## Record list
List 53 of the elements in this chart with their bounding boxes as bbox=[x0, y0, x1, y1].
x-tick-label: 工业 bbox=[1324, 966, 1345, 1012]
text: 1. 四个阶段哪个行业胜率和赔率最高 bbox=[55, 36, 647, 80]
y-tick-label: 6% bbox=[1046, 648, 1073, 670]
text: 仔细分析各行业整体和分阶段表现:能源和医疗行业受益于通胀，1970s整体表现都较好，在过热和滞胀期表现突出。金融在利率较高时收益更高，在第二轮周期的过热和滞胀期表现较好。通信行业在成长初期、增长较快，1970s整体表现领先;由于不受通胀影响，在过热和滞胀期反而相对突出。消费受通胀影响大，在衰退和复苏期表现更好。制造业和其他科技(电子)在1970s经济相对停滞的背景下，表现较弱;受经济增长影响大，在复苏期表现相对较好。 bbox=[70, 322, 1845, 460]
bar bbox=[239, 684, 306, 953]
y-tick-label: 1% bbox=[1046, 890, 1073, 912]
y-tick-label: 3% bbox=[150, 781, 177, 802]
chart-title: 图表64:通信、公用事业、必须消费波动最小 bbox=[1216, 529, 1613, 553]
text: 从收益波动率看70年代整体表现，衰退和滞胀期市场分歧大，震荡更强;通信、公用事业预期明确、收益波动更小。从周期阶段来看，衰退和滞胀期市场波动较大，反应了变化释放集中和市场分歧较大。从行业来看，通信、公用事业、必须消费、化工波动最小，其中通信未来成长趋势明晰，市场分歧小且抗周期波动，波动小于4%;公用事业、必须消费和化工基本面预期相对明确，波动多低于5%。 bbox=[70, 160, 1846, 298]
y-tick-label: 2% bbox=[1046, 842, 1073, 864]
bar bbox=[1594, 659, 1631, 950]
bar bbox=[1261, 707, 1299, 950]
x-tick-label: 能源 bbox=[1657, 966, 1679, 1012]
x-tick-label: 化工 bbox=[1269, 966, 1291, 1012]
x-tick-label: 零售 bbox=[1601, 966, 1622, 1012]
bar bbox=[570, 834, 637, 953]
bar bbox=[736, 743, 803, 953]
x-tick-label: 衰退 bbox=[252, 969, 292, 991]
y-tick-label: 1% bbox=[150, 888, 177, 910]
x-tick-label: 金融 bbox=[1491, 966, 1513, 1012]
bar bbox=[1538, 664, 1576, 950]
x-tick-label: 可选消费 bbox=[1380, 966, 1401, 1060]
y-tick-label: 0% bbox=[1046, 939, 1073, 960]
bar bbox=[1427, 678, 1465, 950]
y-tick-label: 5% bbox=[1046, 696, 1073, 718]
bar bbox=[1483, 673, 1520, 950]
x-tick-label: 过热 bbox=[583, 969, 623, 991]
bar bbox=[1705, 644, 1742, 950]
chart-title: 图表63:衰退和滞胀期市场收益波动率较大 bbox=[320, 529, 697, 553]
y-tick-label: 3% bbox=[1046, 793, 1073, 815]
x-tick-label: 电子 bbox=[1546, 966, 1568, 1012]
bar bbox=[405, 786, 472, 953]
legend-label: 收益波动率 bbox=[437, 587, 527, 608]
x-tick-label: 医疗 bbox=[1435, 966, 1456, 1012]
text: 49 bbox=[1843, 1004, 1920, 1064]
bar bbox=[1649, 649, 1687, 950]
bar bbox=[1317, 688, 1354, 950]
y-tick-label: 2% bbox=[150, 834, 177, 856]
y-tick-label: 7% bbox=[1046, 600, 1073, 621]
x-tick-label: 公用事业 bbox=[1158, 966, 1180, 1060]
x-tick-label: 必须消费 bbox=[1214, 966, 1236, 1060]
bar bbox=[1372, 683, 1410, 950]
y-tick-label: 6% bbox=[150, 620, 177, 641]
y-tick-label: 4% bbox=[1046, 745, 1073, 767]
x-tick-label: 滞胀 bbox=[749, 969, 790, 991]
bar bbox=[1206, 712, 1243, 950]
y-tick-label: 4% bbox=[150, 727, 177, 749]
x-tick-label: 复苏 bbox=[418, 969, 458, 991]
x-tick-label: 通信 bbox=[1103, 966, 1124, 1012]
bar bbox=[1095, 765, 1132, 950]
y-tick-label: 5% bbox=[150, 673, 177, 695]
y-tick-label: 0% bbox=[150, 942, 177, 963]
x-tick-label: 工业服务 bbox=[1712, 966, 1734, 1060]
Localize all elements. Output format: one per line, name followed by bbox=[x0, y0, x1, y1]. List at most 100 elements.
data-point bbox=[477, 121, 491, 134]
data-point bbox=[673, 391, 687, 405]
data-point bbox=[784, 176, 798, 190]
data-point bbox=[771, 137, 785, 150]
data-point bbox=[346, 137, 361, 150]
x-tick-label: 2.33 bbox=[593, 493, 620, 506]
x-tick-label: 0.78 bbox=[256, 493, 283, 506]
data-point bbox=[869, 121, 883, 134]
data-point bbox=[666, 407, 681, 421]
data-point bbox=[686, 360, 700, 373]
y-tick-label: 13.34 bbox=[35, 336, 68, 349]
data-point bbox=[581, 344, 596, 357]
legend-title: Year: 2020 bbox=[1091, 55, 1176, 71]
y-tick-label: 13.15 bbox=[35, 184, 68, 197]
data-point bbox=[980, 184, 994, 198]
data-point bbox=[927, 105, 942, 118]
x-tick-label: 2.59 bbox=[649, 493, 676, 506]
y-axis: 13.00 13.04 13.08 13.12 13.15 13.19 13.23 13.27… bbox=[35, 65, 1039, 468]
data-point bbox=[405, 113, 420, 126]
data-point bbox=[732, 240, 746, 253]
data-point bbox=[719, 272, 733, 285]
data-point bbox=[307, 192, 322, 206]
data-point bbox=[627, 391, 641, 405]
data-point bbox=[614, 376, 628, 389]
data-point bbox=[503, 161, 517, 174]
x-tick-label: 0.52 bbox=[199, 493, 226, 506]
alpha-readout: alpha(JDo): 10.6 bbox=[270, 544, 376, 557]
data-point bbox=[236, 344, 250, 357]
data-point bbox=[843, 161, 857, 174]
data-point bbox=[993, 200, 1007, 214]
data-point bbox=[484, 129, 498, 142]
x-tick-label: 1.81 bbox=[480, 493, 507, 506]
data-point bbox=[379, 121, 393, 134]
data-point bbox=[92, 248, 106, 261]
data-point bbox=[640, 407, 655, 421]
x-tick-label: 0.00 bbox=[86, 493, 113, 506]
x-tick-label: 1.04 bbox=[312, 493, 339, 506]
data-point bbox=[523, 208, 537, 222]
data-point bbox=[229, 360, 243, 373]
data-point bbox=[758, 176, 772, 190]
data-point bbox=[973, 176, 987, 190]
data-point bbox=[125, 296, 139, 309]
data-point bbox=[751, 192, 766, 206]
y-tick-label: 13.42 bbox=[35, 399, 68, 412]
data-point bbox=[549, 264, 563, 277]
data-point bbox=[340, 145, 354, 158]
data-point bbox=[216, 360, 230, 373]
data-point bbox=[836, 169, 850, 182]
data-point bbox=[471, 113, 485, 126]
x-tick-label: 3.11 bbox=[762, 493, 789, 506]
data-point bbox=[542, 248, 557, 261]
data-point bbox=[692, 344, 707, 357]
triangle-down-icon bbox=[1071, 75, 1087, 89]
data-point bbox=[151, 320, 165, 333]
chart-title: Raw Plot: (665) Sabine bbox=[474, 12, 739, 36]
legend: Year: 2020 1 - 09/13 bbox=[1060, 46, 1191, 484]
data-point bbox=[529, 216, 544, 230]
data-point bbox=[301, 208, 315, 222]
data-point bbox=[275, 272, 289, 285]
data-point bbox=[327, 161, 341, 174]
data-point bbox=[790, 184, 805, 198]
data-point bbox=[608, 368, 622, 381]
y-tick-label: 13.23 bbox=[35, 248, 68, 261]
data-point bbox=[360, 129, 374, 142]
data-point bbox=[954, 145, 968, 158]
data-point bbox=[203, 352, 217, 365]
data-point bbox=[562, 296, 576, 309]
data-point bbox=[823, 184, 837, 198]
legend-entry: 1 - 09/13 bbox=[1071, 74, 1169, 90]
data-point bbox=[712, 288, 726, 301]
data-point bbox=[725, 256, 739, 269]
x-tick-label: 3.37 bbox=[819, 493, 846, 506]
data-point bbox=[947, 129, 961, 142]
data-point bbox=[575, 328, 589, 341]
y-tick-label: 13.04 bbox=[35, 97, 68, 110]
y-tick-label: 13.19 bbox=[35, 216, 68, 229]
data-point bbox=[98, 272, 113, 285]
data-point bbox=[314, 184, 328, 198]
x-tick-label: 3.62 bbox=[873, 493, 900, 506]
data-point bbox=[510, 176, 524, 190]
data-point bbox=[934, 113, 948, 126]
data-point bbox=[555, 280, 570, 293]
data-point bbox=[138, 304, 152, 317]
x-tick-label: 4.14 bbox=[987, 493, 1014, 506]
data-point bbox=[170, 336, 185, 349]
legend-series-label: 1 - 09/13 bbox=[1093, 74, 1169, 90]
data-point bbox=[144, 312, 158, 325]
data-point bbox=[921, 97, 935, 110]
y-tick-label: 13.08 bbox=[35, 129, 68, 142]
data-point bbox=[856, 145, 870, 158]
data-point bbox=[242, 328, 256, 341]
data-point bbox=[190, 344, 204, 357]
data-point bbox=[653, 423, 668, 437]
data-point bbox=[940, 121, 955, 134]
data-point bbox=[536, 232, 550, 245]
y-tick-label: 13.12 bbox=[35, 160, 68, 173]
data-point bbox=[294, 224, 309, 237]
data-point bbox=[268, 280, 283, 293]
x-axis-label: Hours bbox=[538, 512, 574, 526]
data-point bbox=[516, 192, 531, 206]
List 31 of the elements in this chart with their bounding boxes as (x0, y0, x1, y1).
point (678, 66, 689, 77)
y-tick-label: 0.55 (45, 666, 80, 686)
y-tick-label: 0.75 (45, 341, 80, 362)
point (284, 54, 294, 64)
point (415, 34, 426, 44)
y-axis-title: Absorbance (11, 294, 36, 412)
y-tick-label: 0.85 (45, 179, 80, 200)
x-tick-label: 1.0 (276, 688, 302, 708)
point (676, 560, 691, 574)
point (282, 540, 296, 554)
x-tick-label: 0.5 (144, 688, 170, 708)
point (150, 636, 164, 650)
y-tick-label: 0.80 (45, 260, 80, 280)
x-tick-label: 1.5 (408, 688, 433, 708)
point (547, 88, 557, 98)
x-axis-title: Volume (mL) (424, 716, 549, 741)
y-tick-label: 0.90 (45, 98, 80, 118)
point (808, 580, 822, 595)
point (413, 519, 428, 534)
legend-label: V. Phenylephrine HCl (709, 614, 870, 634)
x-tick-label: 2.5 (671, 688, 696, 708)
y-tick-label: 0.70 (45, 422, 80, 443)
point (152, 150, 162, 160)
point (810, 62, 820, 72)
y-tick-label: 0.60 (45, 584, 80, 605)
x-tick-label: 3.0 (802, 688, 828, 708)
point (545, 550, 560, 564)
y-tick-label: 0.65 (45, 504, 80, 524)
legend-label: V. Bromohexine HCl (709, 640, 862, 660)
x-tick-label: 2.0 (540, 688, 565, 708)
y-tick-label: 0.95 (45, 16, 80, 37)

## What you should do
Reproduce the items word for word, starting at the very first line and stopping after the line that contains "x-tick-label: 医疗 bbox=[1435, 966, 1456, 1012]".

## Reply to the exercise
List 53 of the elements in this chart with their bounding boxes as bbox=[x0, y0, x1, y1].
x-tick-label: 工业 bbox=[1324, 966, 1345, 1012]
text: 1. 四个阶段哪个行业胜率和赔率最高 bbox=[55, 36, 647, 80]
y-tick-label: 6% bbox=[1046, 648, 1073, 670]
text: 仔细分析各行业整体和分阶段表现:能源和医疗行业受益于通胀，1970s整体表现都较好，在过热和滞胀期表现突出。金融在利率较高时收益更高，在第二轮周期的过热和滞胀期表现较好。通信行业在成长初期、增长较快，1970s整体表现领先;由于不受通胀影响，在过热和滞胀期反而相对突出。消费受通胀影响大，在衰退和复苏期表现更好。制造业和其他科技(电子)在1970s经济相对停滞的背景下，表现较弱;受经济增长影响大，在复苏期表现相对较好。 bbox=[70, 322, 1845, 460]
bar bbox=[239, 684, 306, 953]
y-tick-label: 1% bbox=[1046, 890, 1073, 912]
y-tick-label: 3% bbox=[150, 781, 177, 802]
chart-title: 图表64:通信、公用事业、必须消费波动最小 bbox=[1216, 529, 1613, 553]
text: 从收益波动率看70年代整体表现，衰退和滞胀期市场分歧大，震荡更强;通信、公用事业预期明确、收益波动更小。从周期阶段来看，衰退和滞胀期市场波动较大，反应了变化释放集中和市场分歧较大。从行业来看，通信、公用事业、必须消费、化工波动最小，其中通信未来成长趋势明晰，市场分歧小且抗周期波动，波动小于4%;公用事业、必须消费和化工基本面预期相对明确，波动多低于5%。 bbox=[70, 160, 1846, 298]
y-tick-label: 2% bbox=[1046, 842, 1073, 864]
bar bbox=[1594, 659, 1631, 950]
bar bbox=[1261, 707, 1299, 950]
x-tick-label: 能源 bbox=[1657, 966, 1679, 1012]
x-tick-label: 化工 bbox=[1269, 966, 1291, 1012]
x-tick-label: 零售 bbox=[1601, 966, 1622, 1012]
bar bbox=[570, 834, 637, 953]
bar bbox=[736, 743, 803, 953]
x-tick-label: 衰退 bbox=[252, 969, 292, 991]
y-tick-label: 1% bbox=[150, 888, 177, 910]
x-tick-label: 金融 bbox=[1491, 966, 1513, 1012]
bar bbox=[1538, 664, 1576, 950]
x-tick-label: 可选消费 bbox=[1380, 966, 1401, 1060]
y-tick-label: 0% bbox=[1046, 939, 1073, 960]
bar bbox=[1427, 678, 1465, 950]
y-tick-label: 5% bbox=[1046, 696, 1073, 718]
bar bbox=[1483, 673, 1520, 950]
x-tick-label: 过热 bbox=[583, 969, 623, 991]
bar bbox=[1705, 644, 1742, 950]
chart-title: 图表63:衰退和滞胀期市场收益波动率较大 bbox=[320, 529, 697, 553]
y-tick-label: 3% bbox=[1046, 793, 1073, 815]
x-tick-label: 电子 bbox=[1546, 966, 1568, 1012]
bar bbox=[405, 786, 472, 953]
legend-label: 收益波动率 bbox=[437, 587, 527, 608]
x-tick-label: 医疗 bbox=[1435, 966, 1456, 1012]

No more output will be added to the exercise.